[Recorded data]
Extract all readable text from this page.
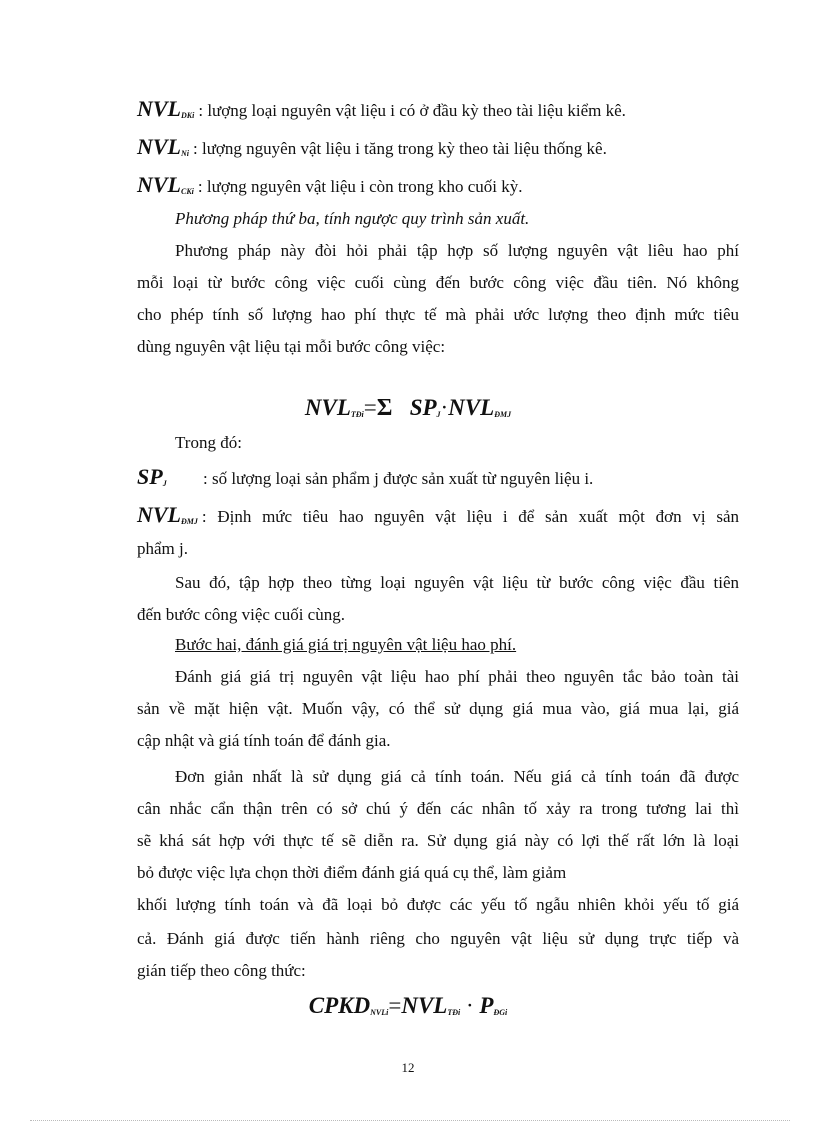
$NVL_{DKi}$ : lượng loại nguyên vật liệu i có ở đầu kỳ theo tài liệu kiểm kê.
$NVL_{Ni}$ : lượng nguyên vật liệu i tăng trong kỳ theo tài liệu thống kê.
$NVL_{CKi}$ : lượng nguyên vật liệu i còn trong kho cuối kỳ.
Phương pháp thứ ba, tính ngược quy trình sản xuất.
Phương pháp này đòi hỏi phải tập hợp số lượng nguyên vật liêu hao phí
mỗi loại từ bước công việc cuối cùng đến bước công việc đầu tiên. Nó không
cho phép tính số lượng hao phí thực tế mà phải ước lượng theo định mức tiêu
dùng nguyên vật liệu tại mỗi bước công việc:
$NVL_{TĐi}=\Sigma$ $SP_J\cdot NVL_{ĐMJ}$
Trong đó:
$SP_J$ : số lượng loại sản phẩm j được sản xuất từ nguyên liệu i.
$NVL_{ĐMJ}$ : Định mức tiêu hao nguyên vật liệu i để sản xuất một đơn vị sản
phẩm j.
Sau đó, tập hợp theo từng loại nguyên vật liệu từ bước công việc đầu tiên
đến bước công việc cuối cùng.
Bước hai, đánh giá giá trị nguyên vật liệu hao phí.
Đánh giá giá trị nguyên vật liệu hao phí phải theo nguyên tắc bảo toàn tài
sản về mặt hiện vật. Muốn vậy, có thể sử dụng giá mua vào, giá mua lại, giá
cập nhật và giá tính toán để đánh gia.
Đơn giản nhất là sử dụng giá cả tính toán. Nếu giá cả tính toán đã được
cân nhắc cẩn thận trên có sở chú ý đến các nhân tố xảy ra trong tương lai thì
sẽ khá sát hợp với thực tế sẽ diễn ra. Sử dụng giá này có lợi thế rất lớn là loại
bỏ được việc lựa chọn thời điểm đánh giá quá cụ thể, làm giảm
khối lượng tính toán và đã loại bỏ được các yếu tố ngẫu nhiên khỏi yếu tố giá
cả. Đánh giá được tiến hành riêng cho nguyên vật liệu sử dụng trực tiếp và
gián tiếp theo công thức:
$CPKD_{NVLi}=NVL_{TĐi} \cdot P_{ĐGi}$
12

## Task goal
What number of lines in the records contain the word "việc"? Answer with that number alone.

## Answer for this exercise
5